*** Information provided ***

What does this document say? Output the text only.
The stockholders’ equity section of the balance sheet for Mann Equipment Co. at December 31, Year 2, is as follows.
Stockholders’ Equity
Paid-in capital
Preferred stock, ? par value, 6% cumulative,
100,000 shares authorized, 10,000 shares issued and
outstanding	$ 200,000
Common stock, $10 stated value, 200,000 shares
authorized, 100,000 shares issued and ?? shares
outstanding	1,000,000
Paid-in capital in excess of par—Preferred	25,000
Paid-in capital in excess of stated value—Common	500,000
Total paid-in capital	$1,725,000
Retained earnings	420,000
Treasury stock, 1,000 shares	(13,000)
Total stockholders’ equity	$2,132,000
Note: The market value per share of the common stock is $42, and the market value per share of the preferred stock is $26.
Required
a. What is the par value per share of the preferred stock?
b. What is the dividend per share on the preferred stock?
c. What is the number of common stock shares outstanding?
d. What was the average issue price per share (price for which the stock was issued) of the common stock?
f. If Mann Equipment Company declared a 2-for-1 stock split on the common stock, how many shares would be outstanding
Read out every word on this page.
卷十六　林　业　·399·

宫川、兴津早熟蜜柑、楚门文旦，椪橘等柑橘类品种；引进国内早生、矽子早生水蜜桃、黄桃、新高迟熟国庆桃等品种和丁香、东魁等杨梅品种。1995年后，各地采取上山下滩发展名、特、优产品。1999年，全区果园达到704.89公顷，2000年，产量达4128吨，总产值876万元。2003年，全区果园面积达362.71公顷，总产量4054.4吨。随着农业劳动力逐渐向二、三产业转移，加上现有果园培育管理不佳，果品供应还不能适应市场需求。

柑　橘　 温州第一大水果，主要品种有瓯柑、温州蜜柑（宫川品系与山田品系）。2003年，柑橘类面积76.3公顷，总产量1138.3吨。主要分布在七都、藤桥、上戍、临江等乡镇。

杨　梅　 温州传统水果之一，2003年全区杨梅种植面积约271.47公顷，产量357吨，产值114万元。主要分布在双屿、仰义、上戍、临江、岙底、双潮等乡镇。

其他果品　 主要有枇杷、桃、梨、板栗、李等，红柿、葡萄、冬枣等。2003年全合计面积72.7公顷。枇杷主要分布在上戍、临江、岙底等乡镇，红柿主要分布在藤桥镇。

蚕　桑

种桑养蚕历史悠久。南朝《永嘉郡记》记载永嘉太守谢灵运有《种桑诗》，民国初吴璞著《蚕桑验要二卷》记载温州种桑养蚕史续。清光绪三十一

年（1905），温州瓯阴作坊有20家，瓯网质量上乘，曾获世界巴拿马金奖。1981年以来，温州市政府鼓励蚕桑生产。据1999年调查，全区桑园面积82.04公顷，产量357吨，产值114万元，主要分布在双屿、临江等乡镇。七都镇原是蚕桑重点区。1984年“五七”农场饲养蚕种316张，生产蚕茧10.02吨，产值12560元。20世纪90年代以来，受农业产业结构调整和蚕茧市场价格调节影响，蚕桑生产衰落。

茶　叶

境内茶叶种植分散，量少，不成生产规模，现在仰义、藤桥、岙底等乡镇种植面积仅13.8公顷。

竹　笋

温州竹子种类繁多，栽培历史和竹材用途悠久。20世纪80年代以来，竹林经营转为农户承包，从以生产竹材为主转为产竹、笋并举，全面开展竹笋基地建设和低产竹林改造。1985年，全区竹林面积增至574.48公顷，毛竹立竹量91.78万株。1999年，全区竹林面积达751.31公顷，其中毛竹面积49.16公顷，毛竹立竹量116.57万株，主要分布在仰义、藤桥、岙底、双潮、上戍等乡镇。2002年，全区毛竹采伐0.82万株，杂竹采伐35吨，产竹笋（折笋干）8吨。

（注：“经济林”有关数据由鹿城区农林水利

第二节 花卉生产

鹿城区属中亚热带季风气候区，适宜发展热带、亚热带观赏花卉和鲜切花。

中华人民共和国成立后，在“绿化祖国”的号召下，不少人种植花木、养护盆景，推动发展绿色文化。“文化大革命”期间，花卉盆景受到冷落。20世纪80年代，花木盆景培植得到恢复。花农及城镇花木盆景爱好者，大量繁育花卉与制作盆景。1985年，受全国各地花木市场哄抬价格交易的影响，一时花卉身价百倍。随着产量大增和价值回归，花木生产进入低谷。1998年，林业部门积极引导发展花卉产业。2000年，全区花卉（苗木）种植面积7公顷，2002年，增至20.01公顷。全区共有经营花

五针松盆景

***

Exercise goal: All of the material above needs to be copied exactly.

Solved exercise:
What does this document say? Output the text only.
The stockholders’ equity section of the balance sheet for Mann Equipment Co. at December 31, Year 2, is as follows.
Stockholders’ Equity
Paid-in capital
Preferred stock, ? par value, 6% cumulative,
100,000 shares authorized, 10,000 shares issued and
outstanding	$ 200,000
Common stock, $10 stated value, 200,000 shares
authorized, 100,000 shares issued and ?? shares
outstanding	1,000,000
Paid-in capital in excess of par—Preferred	25,000
Paid-in capital in excess of stated value—Common	500,000
Total paid-in capital	$1,725,000
Retained earnings	420,000
Treasury stock, 1,000 shares	(13,000)
Total stockholders’ equity	$2,132,000
Note: The market value per share of the common stock is $42, and the market value per share of the preferred stock is $26.
Required
a. What is the par value per share of the preferred stock?
b. What is the dividend per share on the preferred stock?
c. What is the number of common stock shares outstanding?
d. What was the average issue price per share (price for which the stock was issued) of the common stock?
f. If Mann Equipment Company declared a 2-for-1 stock split on the common stock, how many shares would be outstanding
Read out every word on this page.
卷十六　林　业　·399·

宫川、兴津早熟蜜柑、楚门文旦，椪橘等柑橘类品种；引进国内早生、矽子早生水蜜桃、黄桃、新高迟熟国庆桃等品种和丁香、东魁等杨梅品种。1995年后，各地采取上山下滩发展名、特、优产品。1999年，全区果园达到704.89公顷，2000年，产量达4128吨，总产值876万元。2003年，全区果园面积达362.71公顷，总产量4054.4吨。随着农业劳动力逐渐向二、三产业转移，加上现有果园培育管理不佳，果品供应还不能适应市场需求。

柑　橘　 温州第一大水果，主要品种有瓯柑、温州蜜柑（宫川品系与山田品系）。2003年，柑橘类面积76.3公顷，总产量1138.3吨。主要分布在七都、藤桥、上戍、临江等乡镇。

杨　梅　 温州传统水果之一，2003年全区杨梅种植面积约271.47公顷，产量357吨，产值114万元。主要分布在双屿、仰义、上戍、临江、岙底、双潮等乡镇。

其他果品　 主要有枇杷、桃、梨、板栗、李等，红柿、葡萄、冬枣等。2003年全合计面积72.7公顷。枇杷主要分布在上戍、临江、岙底等乡镇，红柿主要分布在藤桥镇。

蚕　桑

种桑养蚕历史悠久。南朝《永嘉郡记》记载永嘉太守谢灵运有《种桑诗》，民国初吴璞著《蚕桑验要二卷》记载温州种桑养蚕史续。清光绪三十一

年（1905），温州瓯阴作坊有20家，瓯网质量上乘，曾获世界巴拿马金奖。1981年以来，温州市政府鼓励蚕桑生产。据1999年调查，全区桑园面积82.04公顷，产量357吨，产值114万元，主要分布在双屿、临江等乡镇。七都镇原是蚕桑重点区。1984年“五七”农场饲养蚕种316张，生产蚕茧10.02吨，产值12560元。20世纪90年代以来，受农业产业结构调整和蚕茧市场价格调节影响，蚕桑生产衰落。

茶　叶

境内茶叶种植分散，量少，不成生产规模，现在仰义、藤桥、岙底等乡镇种植面积仅13.8公顷。

竹　笋

温州竹子种类繁多，栽培历史和竹材用途悠久。20世纪80年代以来，竹林经营转为农户承包，从以生产竹材为主转为产竹、笋并举，全面开展竹笋基地建设和低产竹林改造。1985年，全区竹林面积增至574.48公顷，毛竹立竹量91.78万株。1999年，全区竹林面积达751.31公顷，其中毛竹面积49.16公顷，毛竹立竹量116.57万株，主要分布在仰义、藤桥、岙底、双潮、上戍等乡镇。2002年，全区毛竹采伐0.82万株，杂竹采伐35吨，产竹笋（折笋干）8吨。

（注：“经济林”有关数据由鹿城区农林水利

第二节 花卉生产

鹿城区属中亚热带季风气候区，适宜发展热带、亚热带观赏花卉和鲜切花。

中华人民共和国成立后，在“绿化祖国”的号召下，不少人种植花木、养护盆景，推动发展绿色文化。“文化大革命”期间，花卉盆景受到冷落。20世纪80年代，花木盆景培植得到恢复。花农及城镇花木盆景爱好者，大量繁育花卉与制作盆景。1985年，受全国各地花木市场哄抬价格交易的影响，一时花卉身价百倍。随着产量大增和价值回归，花木生产进入低谷。1998年，林业部门积极引导发展花卉产业。2000年，全区花卉（苗木）种植面积7公顷，2002年，增至20.01公顷。全区共有经营花

五针松盆景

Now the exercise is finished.